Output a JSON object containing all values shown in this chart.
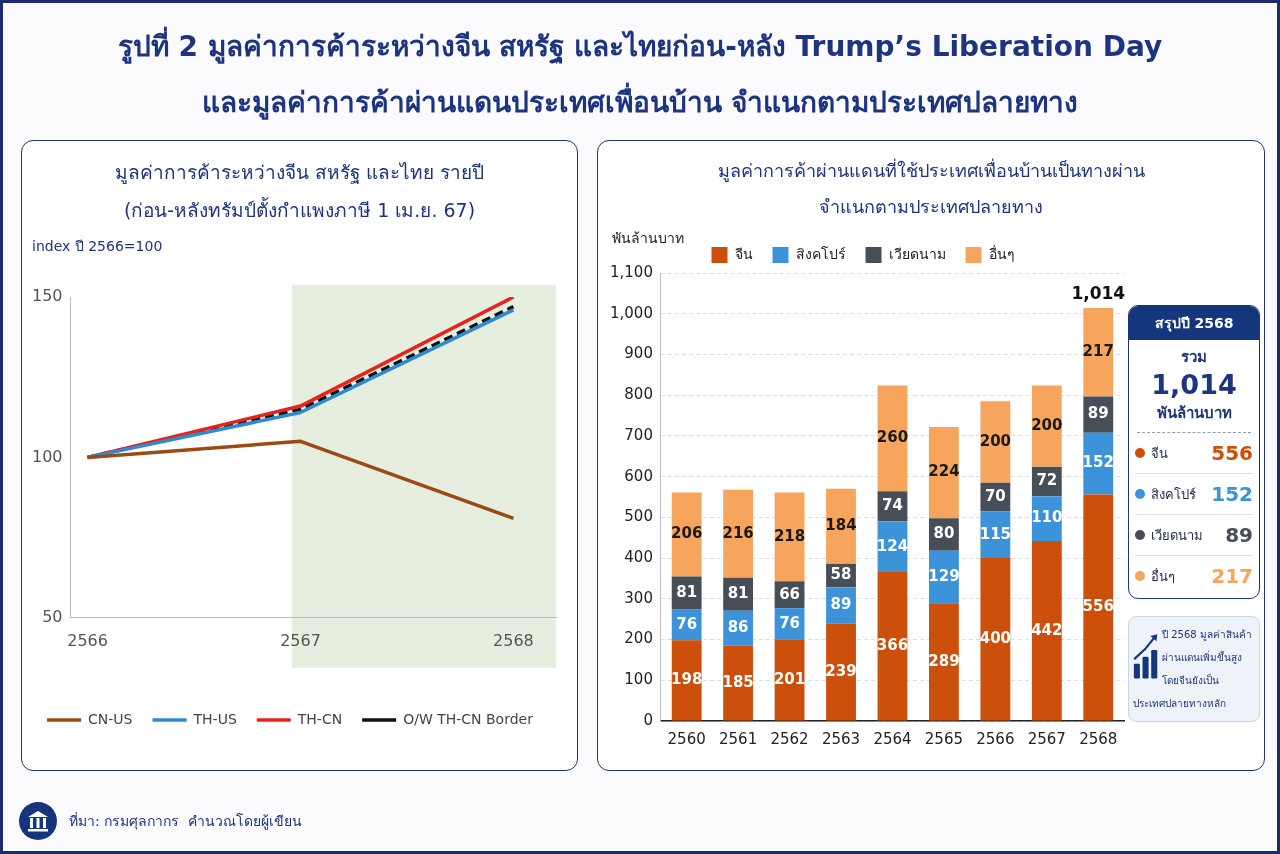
{
  "chart_data": [
    {
      "type": "other",
      "title": "รูปที่ 2 มูลค่าการค้าระหว่างจีน สหรัฐ และไทยก่อน-หลัง Trump’s Liberation Day\nและมูลค่าการค้าผ่านแดนประเทศเพื่อนบ้าน จำแนกตามประเทศปลายทาง",
      "annotations": [
        "ที่มา: กรมศุลกากร  คำนวณโดยผู้เขียน"
      ]
    },
    {
      "type": "line",
      "title": "มูลค่าการค้าระหว่างจีน สหรัฐ และไทย รายปี\n(ก่อน-หลังทรัมป์ตั้งกำแพงภาษี 1 เม.ย. 67)",
      "ylabel": "index ปี 2566=100",
      "x": [
        2566,
        2567,
        2568
      ],
      "series": [
        {
          "name": "CN-US",
          "color": "#9b4a14",
          "values": [
            100,
            105,
            81
          ]
        },
        {
          "name": "TH-US",
          "color": "#2f8ad0",
          "values": [
            100,
            114,
            146
          ]
        },
        {
          "name": "TH-CN",
          "color": "#e8231c",
          "values": [
            100,
            116,
            150
          ]
        },
        {
          "name": "O/W TH-CN Border",
          "color": "#111111",
          "values": [
            100,
            115,
            147
          ],
          "line_style": "dashed"
        }
      ],
      "xlim": [
        2565.92,
        2568.2
      ],
      "xticks": [
        2566,
        2567,
        2568
      ],
      "ylim": [
        50,
        150
      ],
      "yticks": [
        50,
        100,
        150
      ],
      "bands": [
        {
          "axis": "x",
          "from": 2566.96,
          "to": 2568.2,
          "color": "#e6eee0"
        }
      ],
      "legend": "bottom"
    },
    {
      "type": "bar",
      "title": "มูลค่าการค้าผ่านแดนที่ใช้ประเทศเพื่อนบ้านเป็นทางผ่าน\nจำแนกตามประเทศปลายทาง",
      "ylabel": "พันล้านบาท",
      "categories": [
        "2560",
        "2561",
        "2562",
        "2563",
        "2564",
        "2565",
        "2566",
        "2567",
        "2568"
      ],
      "stacked": true,
      "series": [
        {
          "name": "จีน",
          "color": "#cc4f0b",
          "values": [
            198,
            185,
            201,
            239,
            366,
            289,
            400,
            442,
            556
          ]
        },
        {
          "name": "สิงคโปร์",
          "color": "#3d93d9",
          "values": [
            76,
            86,
            76,
            89,
            124,
            129,
            115,
            110,
            152
          ]
        },
        {
          "name": "เวียดนาม",
          "color": "#474e57",
          "values": [
            81,
            81,
            66,
            58,
            74,
            80,
            70,
            72,
            89
          ]
        },
        {
          "name": "อื่นๆ",
          "color": "#f7a45c",
          "values": [
            206,
            216,
            218,
            184,
            260,
            224,
            200,
            200,
            217
          ]
        }
      ],
      "ylim": [
        0,
        1100
      ],
      "yticks": [
        0,
        100,
        200,
        300,
        400,
        500,
        600,
        700,
        800,
        900,
        {
          "value": 1000,
          "label": "1,000"
        },
        {
          "value": 1100,
          "label": "1,100"
        }
      ],
      "grid": "y",
      "legend": "top",
      "data_labels": true,
      "totals": [
        null,
        null,
        null,
        null,
        null,
        null,
        null,
        null,
        "1,014"
      ]
    },
    {
      "type": "other",
      "title": "สรุปปี 2568",
      "categories": [
        "จีน",
        "สิงคโปร์",
        "เวียดนาม",
        "อื่นๆ"
      ],
      "values": [
        556,
        152,
        89,
        217
      ],
      "data_labels": true,
      "annotations": [
        "รวม",
        "1,014",
        "พันล้านบาท",
        "ปี 2568 มูลค่าสินค้า\nผ่านแดนเพิ่มขึ้นสูง\nโดยจีนยังเป็น\nประเทศปลายทางหลัก"
      ]
    }
  ]
}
════════
▸ AIM OF THE TASK
Pull out every line of the records above that contains the word "ylabel".

▸ TASK SOLUTION
      "ylabel": "index ปี 2566=100",
      "ylabel": "พันล้านบาท",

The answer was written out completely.